▶ **THE TASK**
Give the listing again character for character, but drop the images.

[Dataset records]
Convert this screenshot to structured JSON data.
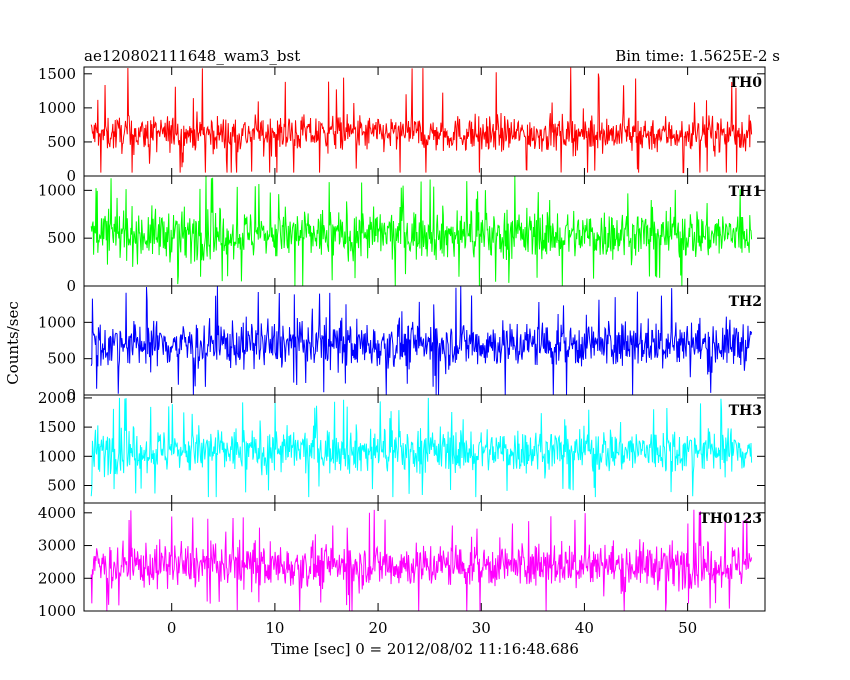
{
  "header": {
    "title": "ae120802111648_wam3_bst",
    "bin_time": "Bin time: 1.5625E-2 s"
  },
  "chart_data": {
    "type": "line",
    "title": "ae120802111648_wam3_bst",
    "subtitle": "Bin time: 1.5625E-2 s",
    "xlabel": "Time [sec] 0 = 2012/08/02 11:16:48.686",
    "ylabel": "Counts/sec",
    "xlim": [
      -8.5,
      57.5
    ],
    "data_x_range": [
      -7.8,
      56.2
    ],
    "x_ticks": [
      0,
      10,
      20,
      30,
      40,
      50
    ],
    "x_tick_labels": [
      "0",
      "10",
      "20",
      "30",
      "40",
      "50"
    ],
    "panels": [
      {
        "name": "TH0",
        "color": "#ff0000",
        "ylim": [
          0,
          1600
        ],
        "y_ticks": [
          0,
          500,
          1000,
          1500
        ],
        "y_tick_labels": [
          "0",
          "500",
          "1000",
          "1500"
        ],
        "mean": 620,
        "band": [
          200,
          1050
        ],
        "min": 50,
        "max": 1600
      },
      {
        "name": "TH1",
        "color": "#00ff00",
        "ylim": [
          0,
          1150
        ],
        "y_ticks": [
          0,
          500,
          1000
        ],
        "y_tick_labels": [
          "0",
          "500",
          "1000"
        ],
        "mean": 540,
        "band": [
          120,
          960
        ],
        "min": 0,
        "max": 1150
      },
      {
        "name": "TH2",
        "color": "#0000ff",
        "ylim": [
          0,
          1500
        ],
        "y_ticks": [
          0,
          500,
          1000
        ],
        "y_tick_labels": [
          "0",
          "500",
          "1000"
        ],
        "mean": 700,
        "band": [
          150,
          1200
        ],
        "min": 0,
        "max": 1500
      },
      {
        "name": "TH3",
        "color": "#00ffff",
        "ylim": [
          200,
          2050
        ],
        "y_ticks": [
          500,
          1000,
          1500,
          2000
        ],
        "y_tick_labels": [
          "500",
          "1000",
          "1500",
          "2000"
        ],
        "mean": 1100,
        "band": [
          450,
          1700
        ],
        "min": 300,
        "max": 2000
      },
      {
        "name": "TH0123",
        "color": "#ff00ff",
        "ylim": [
          1000,
          4300
        ],
        "y_ticks": [
          1000,
          2000,
          3000,
          4000
        ],
        "y_tick_labels": [
          "1000",
          "2000",
          "3000",
          "4000"
        ],
        "mean": 2400,
        "band": [
          1400,
          3600
        ],
        "min": 1000,
        "max": 4200
      }
    ],
    "grid": false,
    "legend": "none"
  }
}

▶ **SOLUTION FOR THIS TASK**
Convert this screenshot to structured JSON data.
{
  "header": {
    "title": "ae120802111648_wam3_bst",
    "bin_time": "Bin time: 1.5625E-2 s"
  },
  "chart_data": {
    "type": "line",
    "title": "ae120802111648_wam3_bst",
    "subtitle": "Bin time: 1.5625E-2 s",
    "xlabel": "Time [sec] 0 = 2012/08/02 11:16:48.686",
    "ylabel": "Counts/sec",
    "xlim": [
      -8.5,
      57.5
    ],
    "data_x_range": [
      -7.8,
      56.2
    ],
    "x_ticks": [
      0,
      10,
      20,
      30,
      40,
      50
    ],
    "x_tick_labels": [
      "0",
      "10",
      "20",
      "30",
      "40",
      "50"
    ],
    "panels": [
      {
        "name": "TH0",
        "color": "#ff0000",
        "ylim": [
          0,
          1600
        ],
        "y_ticks": [
          0,
          500,
          1000,
          1500
        ],
        "y_tick_labels": [
          "0",
          "500",
          "1000",
          "1500"
        ],
        "mean": 620,
        "band": [
          200,
          1050
        ],
        "min": 50,
        "max": 1600
      },
      {
        "name": "TH1",
        "color": "#00ff00",
        "ylim": [
          0,
          1150
        ],
        "y_ticks": [
          0,
          500,
          1000
        ],
        "y_tick_labels": [
          "0",
          "500",
          "1000"
        ],
        "mean": 540,
        "band": [
          120,
          960
        ],
        "min": 0,
        "max": 1150
      },
      {
        "name": "TH2",
        "color": "#0000ff",
        "ylim": [
          0,
          1500
        ],
        "y_ticks": [
          0,
          500,
          1000
        ],
        "y_tick_labels": [
          "0",
          "500",
          "1000"
        ],
        "mean": 700,
        "band": [
          150,
          1200
        ],
        "min": 0,
        "max": 1500
      },
      {
        "name": "TH3",
        "color": "#00ffff",
        "ylim": [
          200,
          2050
        ],
        "y_ticks": [
          500,
          1000,
          1500,
          2000
        ],
        "y_tick_labels": [
          "500",
          "1000",
          "1500",
          "2000"
        ],
        "mean": 1100,
        "band": [
          450,
          1700
        ],
        "min": 300,
        "max": 2000
      },
      {
        "name": "TH0123",
        "color": "#ff00ff",
        "ylim": [
          1000,
          4300
        ],
        "y_ticks": [
          1000,
          2000,
          3000,
          4000
        ],
        "y_tick_labels": [
          "1000",
          "2000",
          "3000",
          "4000"
        ],
        "mean": 2400,
        "band": [
          1400,
          3600
        ],
        "min": 1000,
        "max": 4200
      }
    ],
    "grid": false,
    "legend": "none"
  }
}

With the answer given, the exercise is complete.